WORK TO BE COMPLETED> Copy out each line of the data that holds the word "document".

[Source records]
-----

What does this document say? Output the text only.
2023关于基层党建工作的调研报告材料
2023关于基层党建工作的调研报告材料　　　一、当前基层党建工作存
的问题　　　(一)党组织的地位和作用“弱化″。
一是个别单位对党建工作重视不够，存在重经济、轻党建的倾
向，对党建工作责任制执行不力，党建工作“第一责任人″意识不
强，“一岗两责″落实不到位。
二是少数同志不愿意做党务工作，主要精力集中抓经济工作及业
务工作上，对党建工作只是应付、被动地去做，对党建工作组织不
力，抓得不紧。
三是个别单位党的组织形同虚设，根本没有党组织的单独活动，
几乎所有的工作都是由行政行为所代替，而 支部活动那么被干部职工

-----

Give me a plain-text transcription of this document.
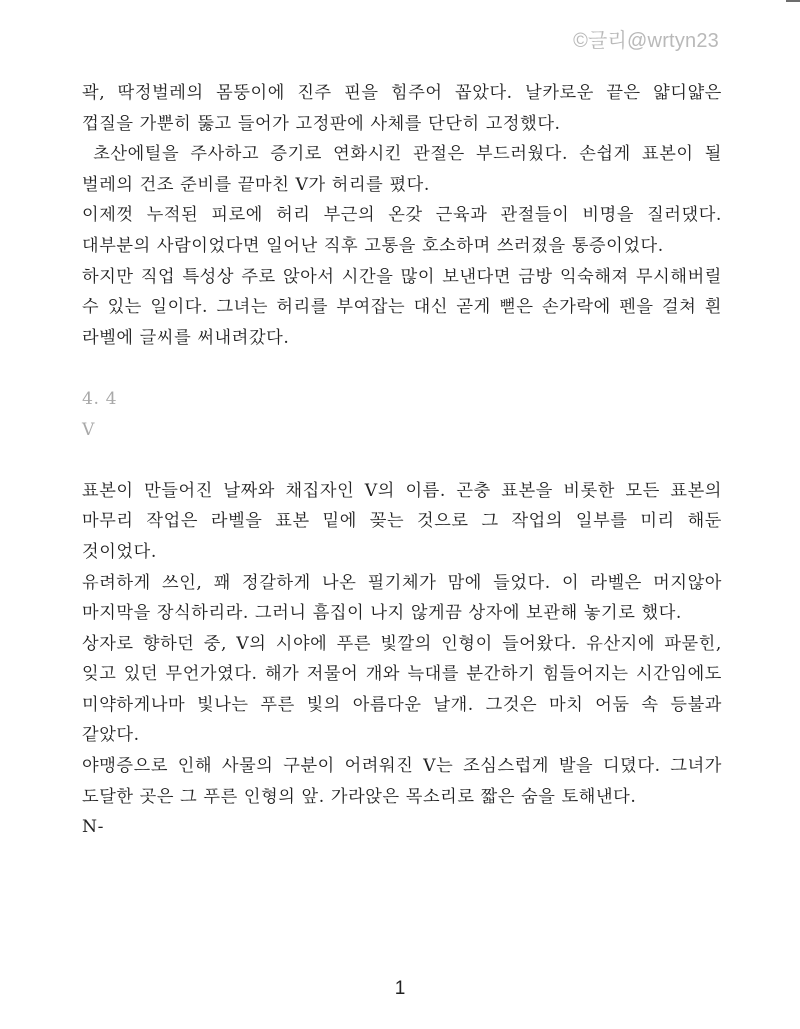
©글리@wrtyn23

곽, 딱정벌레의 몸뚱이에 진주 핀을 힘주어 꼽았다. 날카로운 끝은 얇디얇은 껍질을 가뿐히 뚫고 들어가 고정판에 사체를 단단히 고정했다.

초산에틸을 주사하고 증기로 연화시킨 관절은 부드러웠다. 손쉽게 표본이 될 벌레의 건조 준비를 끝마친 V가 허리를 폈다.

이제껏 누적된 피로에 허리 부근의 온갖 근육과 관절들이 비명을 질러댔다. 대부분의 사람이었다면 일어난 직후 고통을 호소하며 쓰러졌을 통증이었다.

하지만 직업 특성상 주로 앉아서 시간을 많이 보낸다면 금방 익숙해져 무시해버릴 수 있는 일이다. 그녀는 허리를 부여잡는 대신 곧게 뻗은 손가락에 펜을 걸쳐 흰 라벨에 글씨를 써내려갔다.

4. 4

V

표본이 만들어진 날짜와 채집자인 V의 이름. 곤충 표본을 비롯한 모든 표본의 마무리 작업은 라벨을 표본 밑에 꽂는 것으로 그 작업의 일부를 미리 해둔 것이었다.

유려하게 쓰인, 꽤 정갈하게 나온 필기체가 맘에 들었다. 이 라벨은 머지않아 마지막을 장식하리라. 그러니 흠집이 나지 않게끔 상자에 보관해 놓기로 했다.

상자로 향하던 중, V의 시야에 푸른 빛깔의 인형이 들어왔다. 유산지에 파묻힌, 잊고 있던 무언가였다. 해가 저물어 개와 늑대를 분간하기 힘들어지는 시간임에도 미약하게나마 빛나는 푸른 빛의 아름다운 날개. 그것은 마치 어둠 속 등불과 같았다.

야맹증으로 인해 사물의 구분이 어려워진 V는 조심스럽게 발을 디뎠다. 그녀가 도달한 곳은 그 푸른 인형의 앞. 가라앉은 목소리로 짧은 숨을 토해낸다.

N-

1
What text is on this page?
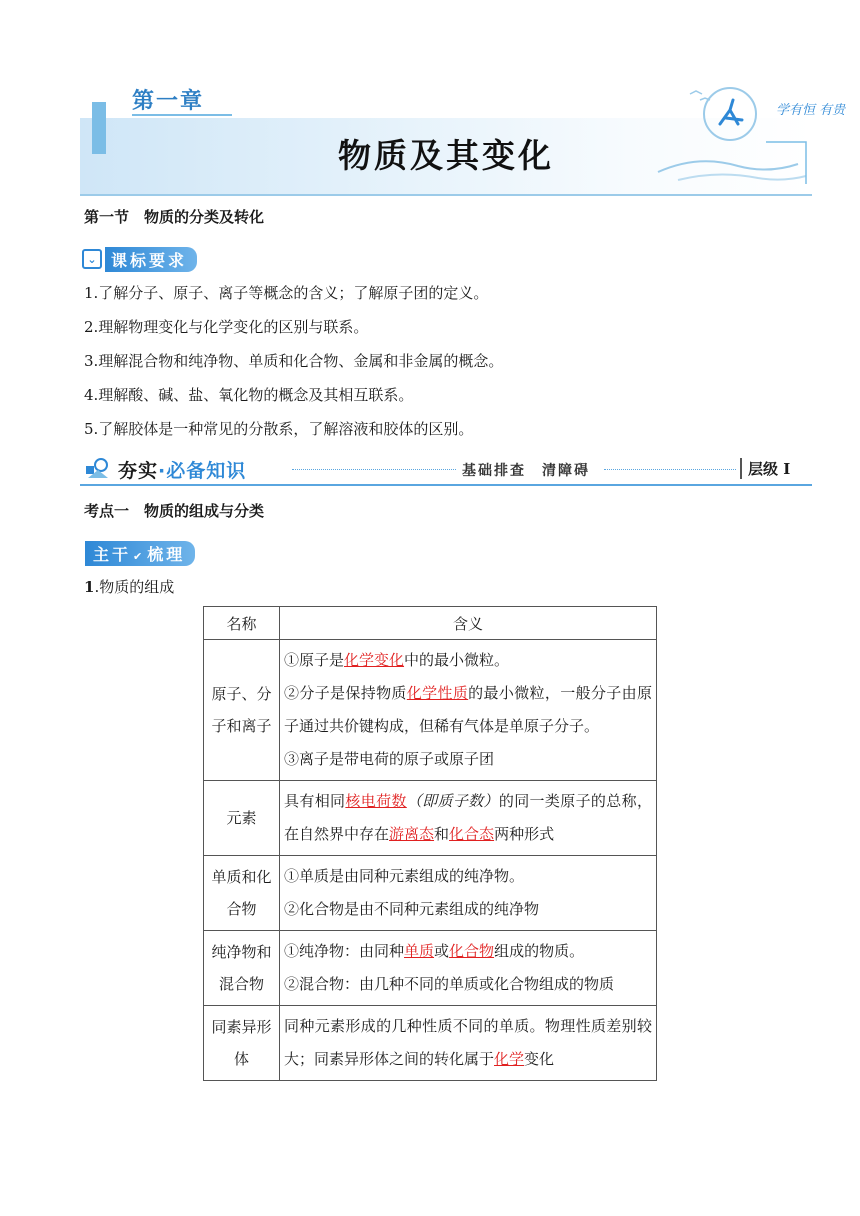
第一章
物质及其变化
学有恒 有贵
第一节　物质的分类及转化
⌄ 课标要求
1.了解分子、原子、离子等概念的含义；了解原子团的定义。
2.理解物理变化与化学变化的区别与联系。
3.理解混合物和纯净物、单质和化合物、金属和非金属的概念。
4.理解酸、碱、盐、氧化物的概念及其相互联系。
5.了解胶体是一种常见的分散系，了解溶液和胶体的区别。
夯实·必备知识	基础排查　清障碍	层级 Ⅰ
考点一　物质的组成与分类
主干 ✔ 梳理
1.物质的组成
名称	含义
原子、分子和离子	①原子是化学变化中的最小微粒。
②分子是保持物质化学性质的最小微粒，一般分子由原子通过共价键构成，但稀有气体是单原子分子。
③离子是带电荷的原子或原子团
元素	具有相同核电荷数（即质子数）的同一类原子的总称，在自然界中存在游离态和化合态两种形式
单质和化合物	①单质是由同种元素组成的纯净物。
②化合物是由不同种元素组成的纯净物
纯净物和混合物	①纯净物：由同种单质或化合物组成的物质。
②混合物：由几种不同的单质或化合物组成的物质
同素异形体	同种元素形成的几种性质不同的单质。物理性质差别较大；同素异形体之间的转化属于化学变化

-----

SOLUTION>
What does this document say? Output the text only.
Give me a plain-text transcription of this document.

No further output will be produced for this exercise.